• [Objective]: Every line in the listing is to be echoed verbatim.
==== Supplied records
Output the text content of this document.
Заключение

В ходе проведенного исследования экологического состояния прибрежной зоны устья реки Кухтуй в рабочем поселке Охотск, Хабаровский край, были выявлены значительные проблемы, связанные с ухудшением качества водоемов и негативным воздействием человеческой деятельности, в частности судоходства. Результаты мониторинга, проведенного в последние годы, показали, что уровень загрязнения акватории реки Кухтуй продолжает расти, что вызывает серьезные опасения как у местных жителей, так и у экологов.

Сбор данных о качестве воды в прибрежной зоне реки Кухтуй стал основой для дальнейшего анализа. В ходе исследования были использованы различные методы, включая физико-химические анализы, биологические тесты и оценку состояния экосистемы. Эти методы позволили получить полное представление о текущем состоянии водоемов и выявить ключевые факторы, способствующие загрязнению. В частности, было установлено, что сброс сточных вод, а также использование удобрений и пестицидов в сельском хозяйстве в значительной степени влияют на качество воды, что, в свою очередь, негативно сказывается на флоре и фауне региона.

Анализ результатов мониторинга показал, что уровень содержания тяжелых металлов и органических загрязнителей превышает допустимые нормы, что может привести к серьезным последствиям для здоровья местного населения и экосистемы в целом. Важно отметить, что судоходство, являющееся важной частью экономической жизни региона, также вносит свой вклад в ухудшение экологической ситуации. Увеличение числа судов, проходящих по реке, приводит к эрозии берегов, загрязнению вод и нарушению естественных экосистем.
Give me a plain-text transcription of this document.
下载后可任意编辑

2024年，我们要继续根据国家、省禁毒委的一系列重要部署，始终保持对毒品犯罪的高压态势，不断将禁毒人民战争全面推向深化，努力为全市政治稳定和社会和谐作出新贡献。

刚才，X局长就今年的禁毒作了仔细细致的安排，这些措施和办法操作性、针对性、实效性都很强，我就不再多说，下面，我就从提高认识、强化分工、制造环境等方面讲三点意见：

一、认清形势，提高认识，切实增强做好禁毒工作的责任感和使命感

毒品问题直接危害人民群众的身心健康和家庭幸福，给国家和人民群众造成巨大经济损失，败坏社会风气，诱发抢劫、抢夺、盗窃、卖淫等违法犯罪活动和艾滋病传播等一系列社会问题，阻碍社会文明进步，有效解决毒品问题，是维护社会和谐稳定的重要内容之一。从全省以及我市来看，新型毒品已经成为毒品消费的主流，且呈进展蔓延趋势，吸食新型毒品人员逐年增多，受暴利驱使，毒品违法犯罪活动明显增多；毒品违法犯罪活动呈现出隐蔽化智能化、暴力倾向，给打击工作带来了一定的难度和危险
========
• [Solution to this task]:
Output the text content of this document.
Заключение

В ходе проведенного исследования экологического состояния прибрежной зоны устья реки Кухтуй в рабочем поселке Охотск, Хабаровский край, были выявлены значительные проблемы, связанные с ухудшением качества водоемов и негативным воздействием человеческой деятельности, в частности судоходства. Результаты мониторинга, проведенного в последние годы, показали, что уровень загрязнения акватории реки Кухтуй продолжает расти, что вызывает серьезные опасения как у местных жителей, так и у экологов.

Сбор данных о качестве воды в прибрежной зоне реки Кухтуй стал основой для дальнейшего анализа. В ходе исследования были использованы различные методы, включая физико-химические анализы, биологические тесты и оценку состояния экосистемы. Эти методы позволили получить полное представление о текущем состоянии водоемов и выявить ключевые факторы, способствующие загрязнению. В частности, было установлено, что сброс сточных вод, а также использование удобрений и пестицидов в сельском хозяйстве в значительной степени влияют на качество воды, что, в свою очередь, негативно сказывается на флоре и фауне региона.

Анализ результатов мониторинга показал, что уровень содержания тяжелых металлов и органических загрязнителей превышает допустимые нормы, что может привести к серьезным последствиям для здоровья местного населения и экосистемы в целом. Важно отметить, что судоходство, являющееся важной частью экономической жизни региона, также вносит свой вклад в ухудшение экологической ситуации. Увеличение числа судов, проходящих по реке, приводит к эрозии берегов, загрязнению вод и нарушению естественных экосистем.
Give me a plain-text transcription of this document.
下载后可任意编辑

2024年，我们要继续根据国家、省禁毒委的一系列重要部署，始终保持对毒品犯罪的高压态势，不断将禁毒人民战争全面推向深化，努力为全市政治稳定和社会和谐作出新贡献。

刚才，X局长就今年的禁毒作了仔细细致的安排，这些措施和办法操作性、针对性、实效性都很强，我就不再多说，下面，我就从提高认识、强化分工、制造环境等方面讲三点意见：

一、认清形势，提高认识，切实增强做好禁毒工作的责任感和使命感

毒品问题直接危害人民群众的身心健康和家庭幸福，给国家和人民群众造成巨大经济损失，败坏社会风气，诱发抢劫、抢夺、盗窃、卖淫等违法犯罪活动和艾滋病传播等一系列社会问题，阻碍社会文明进步，有效解决毒品问题，是维护社会和谐稳定的重要内容之一。从全省以及我市来看，新型毒品已经成为毒品消费的主流，且呈进展蔓延趋势，吸食新型毒品人员逐年增多，受暴利驱使，毒品违法犯罪活动明显增多；毒品违法犯罪活动呈现出隐蔽化智能化、暴力倾向，给打击工作带来了一定的难度和危险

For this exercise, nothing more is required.